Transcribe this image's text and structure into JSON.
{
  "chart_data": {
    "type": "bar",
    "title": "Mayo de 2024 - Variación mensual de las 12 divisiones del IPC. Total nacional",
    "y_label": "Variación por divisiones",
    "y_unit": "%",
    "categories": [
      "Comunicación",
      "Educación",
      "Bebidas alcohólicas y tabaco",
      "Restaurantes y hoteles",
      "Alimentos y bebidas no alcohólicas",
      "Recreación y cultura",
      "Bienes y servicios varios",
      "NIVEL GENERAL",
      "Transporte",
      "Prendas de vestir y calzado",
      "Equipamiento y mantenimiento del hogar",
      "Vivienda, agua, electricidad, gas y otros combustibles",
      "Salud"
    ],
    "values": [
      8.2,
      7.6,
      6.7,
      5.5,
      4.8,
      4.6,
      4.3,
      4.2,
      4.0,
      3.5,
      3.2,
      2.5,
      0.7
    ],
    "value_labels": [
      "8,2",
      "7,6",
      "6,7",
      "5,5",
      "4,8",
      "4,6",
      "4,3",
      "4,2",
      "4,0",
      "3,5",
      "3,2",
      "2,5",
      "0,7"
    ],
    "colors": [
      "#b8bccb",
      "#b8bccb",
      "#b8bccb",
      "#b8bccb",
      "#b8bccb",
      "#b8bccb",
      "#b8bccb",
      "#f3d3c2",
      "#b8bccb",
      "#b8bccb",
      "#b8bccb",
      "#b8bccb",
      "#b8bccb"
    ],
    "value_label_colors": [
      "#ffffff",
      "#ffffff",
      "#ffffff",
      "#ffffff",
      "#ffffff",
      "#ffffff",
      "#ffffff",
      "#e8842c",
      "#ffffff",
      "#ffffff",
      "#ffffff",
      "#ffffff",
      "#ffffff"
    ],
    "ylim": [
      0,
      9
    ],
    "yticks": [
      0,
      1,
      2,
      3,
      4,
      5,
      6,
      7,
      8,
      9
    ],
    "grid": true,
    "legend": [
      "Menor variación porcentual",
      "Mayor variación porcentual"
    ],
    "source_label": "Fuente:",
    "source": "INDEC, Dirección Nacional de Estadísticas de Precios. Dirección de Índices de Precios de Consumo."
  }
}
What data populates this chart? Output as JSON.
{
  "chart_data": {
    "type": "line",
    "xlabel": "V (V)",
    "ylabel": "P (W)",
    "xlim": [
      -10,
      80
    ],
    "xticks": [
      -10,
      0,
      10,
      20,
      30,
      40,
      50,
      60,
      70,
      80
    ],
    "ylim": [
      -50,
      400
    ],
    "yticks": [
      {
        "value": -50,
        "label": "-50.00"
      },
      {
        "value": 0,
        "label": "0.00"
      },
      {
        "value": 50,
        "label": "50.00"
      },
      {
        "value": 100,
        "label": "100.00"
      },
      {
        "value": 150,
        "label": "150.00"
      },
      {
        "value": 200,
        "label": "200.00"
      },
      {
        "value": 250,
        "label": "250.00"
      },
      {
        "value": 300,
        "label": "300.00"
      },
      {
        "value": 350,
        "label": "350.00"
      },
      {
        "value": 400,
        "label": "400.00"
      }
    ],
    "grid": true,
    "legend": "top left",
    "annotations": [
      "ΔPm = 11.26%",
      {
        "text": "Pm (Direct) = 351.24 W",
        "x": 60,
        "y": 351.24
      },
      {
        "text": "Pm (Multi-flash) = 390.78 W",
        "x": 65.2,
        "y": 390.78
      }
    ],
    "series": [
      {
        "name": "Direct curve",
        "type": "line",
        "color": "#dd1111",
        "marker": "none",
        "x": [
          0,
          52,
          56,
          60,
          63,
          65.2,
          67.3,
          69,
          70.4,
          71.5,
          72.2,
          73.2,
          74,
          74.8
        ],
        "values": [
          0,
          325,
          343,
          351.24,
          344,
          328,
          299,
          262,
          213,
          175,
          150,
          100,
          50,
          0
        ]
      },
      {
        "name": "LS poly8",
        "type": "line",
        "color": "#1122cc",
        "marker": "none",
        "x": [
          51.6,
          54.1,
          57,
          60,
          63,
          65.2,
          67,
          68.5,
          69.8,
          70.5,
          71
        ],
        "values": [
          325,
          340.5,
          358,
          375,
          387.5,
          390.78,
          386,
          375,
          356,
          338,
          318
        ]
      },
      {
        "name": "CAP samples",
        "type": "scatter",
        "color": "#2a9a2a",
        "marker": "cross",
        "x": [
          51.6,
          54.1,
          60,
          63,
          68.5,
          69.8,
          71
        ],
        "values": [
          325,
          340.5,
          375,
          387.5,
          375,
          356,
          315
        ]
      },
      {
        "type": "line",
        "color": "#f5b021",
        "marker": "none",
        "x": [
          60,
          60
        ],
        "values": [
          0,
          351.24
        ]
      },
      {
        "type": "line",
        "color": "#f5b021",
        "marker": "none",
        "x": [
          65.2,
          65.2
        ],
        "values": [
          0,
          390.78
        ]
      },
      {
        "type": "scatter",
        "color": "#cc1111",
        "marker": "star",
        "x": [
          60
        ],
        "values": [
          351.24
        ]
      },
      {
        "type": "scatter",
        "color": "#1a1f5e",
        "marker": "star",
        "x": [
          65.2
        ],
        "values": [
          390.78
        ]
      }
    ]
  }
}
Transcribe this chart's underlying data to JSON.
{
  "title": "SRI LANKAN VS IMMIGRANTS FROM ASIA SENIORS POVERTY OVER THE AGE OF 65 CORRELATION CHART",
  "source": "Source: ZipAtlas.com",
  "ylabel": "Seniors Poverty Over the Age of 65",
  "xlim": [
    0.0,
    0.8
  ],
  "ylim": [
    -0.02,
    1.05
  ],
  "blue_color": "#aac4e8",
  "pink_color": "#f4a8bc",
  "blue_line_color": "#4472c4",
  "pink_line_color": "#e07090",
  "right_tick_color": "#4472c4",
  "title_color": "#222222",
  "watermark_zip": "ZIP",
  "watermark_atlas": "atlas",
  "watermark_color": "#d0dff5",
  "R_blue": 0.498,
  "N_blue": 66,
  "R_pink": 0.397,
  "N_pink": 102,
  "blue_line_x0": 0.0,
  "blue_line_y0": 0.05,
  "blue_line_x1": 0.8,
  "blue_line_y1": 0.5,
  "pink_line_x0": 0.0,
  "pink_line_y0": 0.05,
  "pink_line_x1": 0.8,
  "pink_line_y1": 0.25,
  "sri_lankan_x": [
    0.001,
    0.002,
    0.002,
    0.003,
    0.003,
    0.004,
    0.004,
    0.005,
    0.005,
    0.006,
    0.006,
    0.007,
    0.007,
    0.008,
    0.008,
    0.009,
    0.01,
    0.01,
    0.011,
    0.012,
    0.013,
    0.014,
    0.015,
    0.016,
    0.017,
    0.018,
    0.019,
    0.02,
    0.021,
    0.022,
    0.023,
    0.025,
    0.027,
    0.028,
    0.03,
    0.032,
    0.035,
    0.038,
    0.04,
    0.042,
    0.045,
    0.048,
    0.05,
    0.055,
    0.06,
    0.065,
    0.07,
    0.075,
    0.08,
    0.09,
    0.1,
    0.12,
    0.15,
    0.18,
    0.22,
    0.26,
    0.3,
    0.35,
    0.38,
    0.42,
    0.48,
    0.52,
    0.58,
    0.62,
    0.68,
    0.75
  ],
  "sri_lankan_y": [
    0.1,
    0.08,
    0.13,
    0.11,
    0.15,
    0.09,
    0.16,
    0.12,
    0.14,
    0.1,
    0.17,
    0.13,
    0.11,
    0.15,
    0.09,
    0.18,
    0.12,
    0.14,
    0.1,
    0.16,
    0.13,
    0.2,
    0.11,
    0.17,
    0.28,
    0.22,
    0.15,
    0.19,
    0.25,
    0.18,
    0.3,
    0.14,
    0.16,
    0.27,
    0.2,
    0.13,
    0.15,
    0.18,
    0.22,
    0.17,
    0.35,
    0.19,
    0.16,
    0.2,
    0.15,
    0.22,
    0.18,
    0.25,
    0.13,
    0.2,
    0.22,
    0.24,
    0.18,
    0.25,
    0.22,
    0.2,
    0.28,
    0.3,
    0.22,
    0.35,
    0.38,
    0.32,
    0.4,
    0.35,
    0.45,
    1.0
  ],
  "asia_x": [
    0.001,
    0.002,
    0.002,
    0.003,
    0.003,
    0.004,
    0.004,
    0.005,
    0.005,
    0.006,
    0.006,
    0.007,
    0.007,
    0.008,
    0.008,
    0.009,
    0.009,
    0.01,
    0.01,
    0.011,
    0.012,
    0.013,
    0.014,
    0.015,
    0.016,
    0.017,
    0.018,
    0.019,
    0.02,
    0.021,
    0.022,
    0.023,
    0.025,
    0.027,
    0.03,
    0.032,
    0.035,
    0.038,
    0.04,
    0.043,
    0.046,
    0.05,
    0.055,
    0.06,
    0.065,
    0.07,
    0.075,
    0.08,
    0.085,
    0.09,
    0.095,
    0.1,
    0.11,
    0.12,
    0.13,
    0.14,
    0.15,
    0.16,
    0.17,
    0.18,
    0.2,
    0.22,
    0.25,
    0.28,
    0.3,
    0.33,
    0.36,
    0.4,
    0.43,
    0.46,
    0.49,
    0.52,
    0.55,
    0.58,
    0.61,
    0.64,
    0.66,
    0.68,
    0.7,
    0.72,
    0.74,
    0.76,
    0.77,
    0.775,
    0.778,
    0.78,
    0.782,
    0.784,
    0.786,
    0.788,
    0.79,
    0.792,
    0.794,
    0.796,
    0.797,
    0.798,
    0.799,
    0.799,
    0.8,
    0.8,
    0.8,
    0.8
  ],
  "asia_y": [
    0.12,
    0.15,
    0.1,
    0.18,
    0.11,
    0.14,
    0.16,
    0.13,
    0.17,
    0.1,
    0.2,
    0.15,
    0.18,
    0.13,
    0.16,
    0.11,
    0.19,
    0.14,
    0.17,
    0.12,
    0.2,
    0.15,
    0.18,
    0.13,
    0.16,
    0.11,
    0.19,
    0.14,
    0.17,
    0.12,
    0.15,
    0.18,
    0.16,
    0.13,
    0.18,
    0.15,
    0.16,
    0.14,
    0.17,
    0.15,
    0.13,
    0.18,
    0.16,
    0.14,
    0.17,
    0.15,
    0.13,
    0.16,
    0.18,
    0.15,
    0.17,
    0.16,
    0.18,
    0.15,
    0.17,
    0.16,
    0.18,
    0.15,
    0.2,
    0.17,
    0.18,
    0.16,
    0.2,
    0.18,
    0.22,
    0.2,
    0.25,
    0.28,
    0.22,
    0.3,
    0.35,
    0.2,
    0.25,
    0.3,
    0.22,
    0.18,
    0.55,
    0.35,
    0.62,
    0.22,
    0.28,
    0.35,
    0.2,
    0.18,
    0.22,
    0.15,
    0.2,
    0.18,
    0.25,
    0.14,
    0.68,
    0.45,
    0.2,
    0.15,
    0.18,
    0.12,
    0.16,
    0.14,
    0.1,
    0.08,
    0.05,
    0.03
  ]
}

§ THE TASK
Among the entries above, how many lines hold the string "ylabel"? Give the number by itself.

§ ANSWER BELOW
2